— Short exercise —
Omit the pictures and return every entry exactly as written.

━━━━━━━━━━━━━━━━━━━━━━━━━━━━━━

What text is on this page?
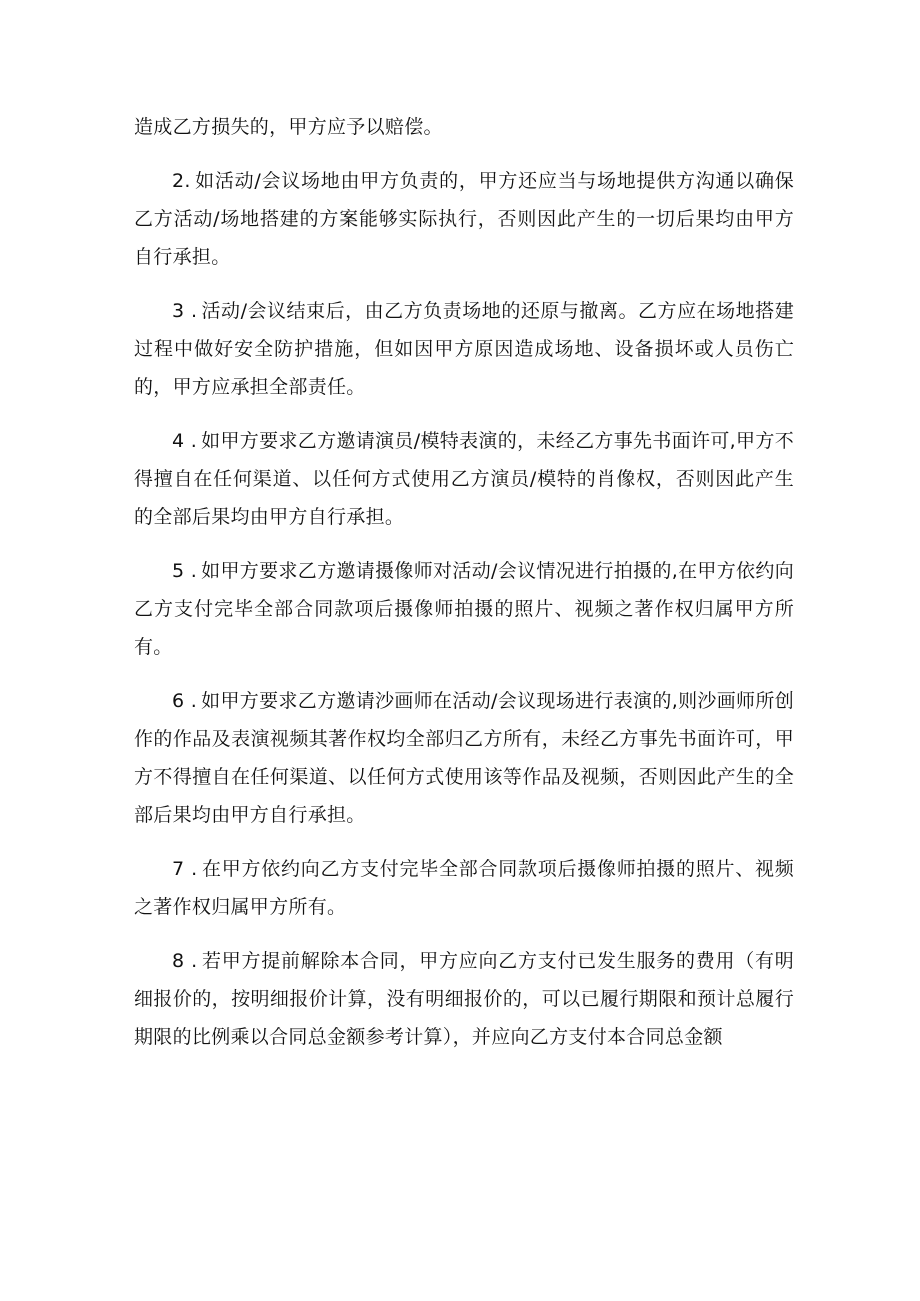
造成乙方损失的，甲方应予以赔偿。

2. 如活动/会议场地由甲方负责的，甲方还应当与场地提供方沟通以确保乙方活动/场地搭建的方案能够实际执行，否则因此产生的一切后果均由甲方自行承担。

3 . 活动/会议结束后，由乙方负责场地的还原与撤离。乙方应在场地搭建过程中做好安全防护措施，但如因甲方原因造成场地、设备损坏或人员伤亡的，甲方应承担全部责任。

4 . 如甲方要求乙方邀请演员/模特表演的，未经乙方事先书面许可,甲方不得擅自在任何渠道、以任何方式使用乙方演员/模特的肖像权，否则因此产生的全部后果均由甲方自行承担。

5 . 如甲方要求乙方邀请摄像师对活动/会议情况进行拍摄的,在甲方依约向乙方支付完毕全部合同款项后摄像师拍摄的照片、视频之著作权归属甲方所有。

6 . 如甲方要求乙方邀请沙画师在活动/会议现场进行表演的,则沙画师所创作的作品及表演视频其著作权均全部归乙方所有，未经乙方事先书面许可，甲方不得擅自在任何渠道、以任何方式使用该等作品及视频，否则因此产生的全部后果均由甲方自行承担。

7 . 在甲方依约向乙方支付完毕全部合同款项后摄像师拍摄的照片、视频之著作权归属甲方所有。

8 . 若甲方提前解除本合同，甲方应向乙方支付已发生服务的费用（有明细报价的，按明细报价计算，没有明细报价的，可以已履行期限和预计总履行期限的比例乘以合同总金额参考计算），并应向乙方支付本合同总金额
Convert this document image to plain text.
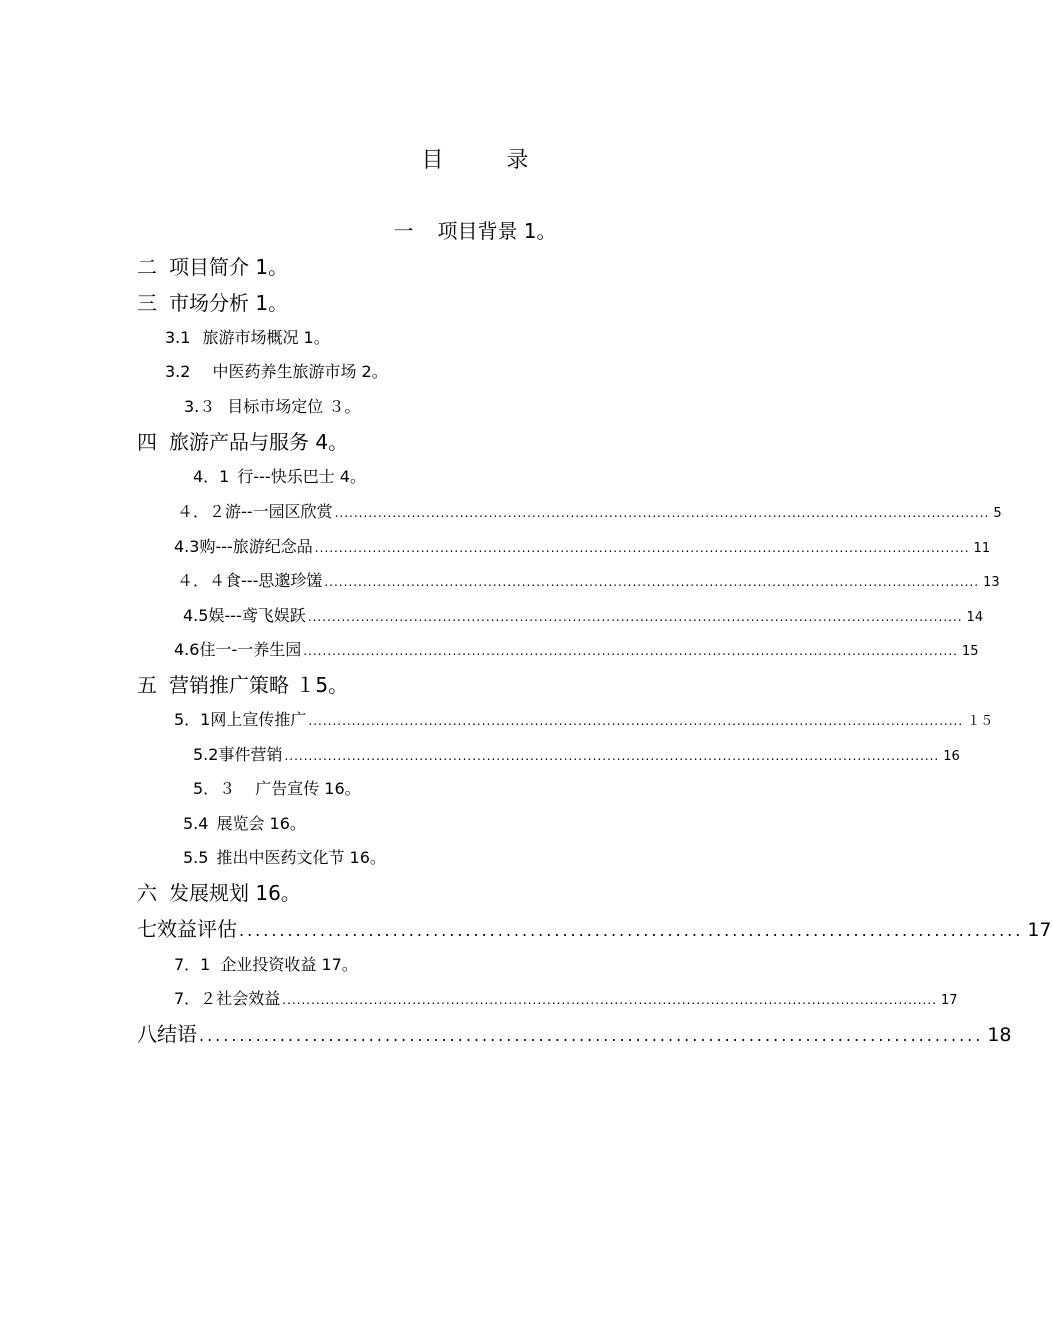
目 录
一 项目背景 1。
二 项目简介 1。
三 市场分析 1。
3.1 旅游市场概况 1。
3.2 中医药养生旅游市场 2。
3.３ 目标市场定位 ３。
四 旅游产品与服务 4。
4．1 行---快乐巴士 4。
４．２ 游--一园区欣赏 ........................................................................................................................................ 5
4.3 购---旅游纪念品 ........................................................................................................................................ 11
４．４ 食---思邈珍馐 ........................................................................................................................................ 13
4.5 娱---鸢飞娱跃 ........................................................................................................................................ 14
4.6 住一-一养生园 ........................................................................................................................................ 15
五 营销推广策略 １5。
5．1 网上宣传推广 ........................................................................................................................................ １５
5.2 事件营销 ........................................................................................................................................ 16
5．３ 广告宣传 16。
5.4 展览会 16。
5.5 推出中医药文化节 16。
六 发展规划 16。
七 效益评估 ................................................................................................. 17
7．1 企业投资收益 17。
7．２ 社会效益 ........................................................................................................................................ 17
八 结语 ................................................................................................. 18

━━━━━━━━━━━━━━━━━━━━━━━━━━━━━━

— Answer in full —
What text is on this page?
造成乙方损失的，甲方应予以赔偿。

2. 如活动/会议场地由甲方负责的，甲方还应当与场地提供方沟通以确保乙方活动/场地搭建的方案能够实际执行，否则因此产生的一切后果均由甲方自行承担。

3 . 活动/会议结束后，由乙方负责场地的还原与撤离。乙方应在场地搭建过程中做好安全防护措施，但如因甲方原因造成场地、设备损坏或人员伤亡的，甲方应承担全部责任。

4 . 如甲方要求乙方邀请演员/模特表演的，未经乙方事先书面许可,甲方不得擅自在任何渠道、以任何方式使用乙方演员/模特的肖像权，否则因此产生的全部后果均由甲方自行承担。

5 . 如甲方要求乙方邀请摄像师对活动/会议情况进行拍摄的,在甲方依约向乙方支付完毕全部合同款项后摄像师拍摄的照片、视频之著作权归属甲方所有。

6 . 如甲方要求乙方邀请沙画师在活动/会议现场进行表演的,则沙画师所创作的作品及表演视频其著作权均全部归乙方所有，未经乙方事先书面许可，甲方不得擅自在任何渠道、以任何方式使用该等作品及视频，否则因此产生的全部后果均由甲方自行承担。

7 . 在甲方依约向乙方支付完毕全部合同款项后摄像师拍摄的照片、视频之著作权归属甲方所有。

8 . 若甲方提前解除本合同，甲方应向乙方支付已发生服务的费用（有明细报价的，按明细报价计算，没有明细报价的，可以已履行期限和预计总履行期限的比例乘以合同总金额参考计算），并应向乙方支付本合同总金额
Convert this document image to plain text.
目 录
一 项目背景 1。
二 项目简介 1。
三 市场分析 1。
3.1 旅游市场概况 1。
3.2 中医药养生旅游市场 2。
3.３ 目标市场定位 ３。
四 旅游产品与服务 4。
4．1 行---快乐巴士 4。
４．２ 游--一园区欣赏 ........................................................................................................................................ 5
4.3 购---旅游纪念品 ........................................................................................................................................ 11
４．４ 食---思邈珍馐 ........................................................................................................................................ 13
4.5 娱---鸢飞娱跃 ........................................................................................................................................ 14
4.6 住一-一养生园 ........................................................................................................................................ 15
五 营销推广策略 １5。
5．1 网上宣传推广 ........................................................................................................................................ １５
5.2 事件营销 ........................................................................................................................................ 16
5．３ 广告宣传 16。
5.4 展览会 16。
5.5 推出中医药文化节 16。
六 发展规划 16。
七 效益评估 ................................................................................................. 17
7．1 企业投资收益 17。
7．２ 社会效益 ........................................................................................................................................ 17
八 结语 ................................................................................................. 18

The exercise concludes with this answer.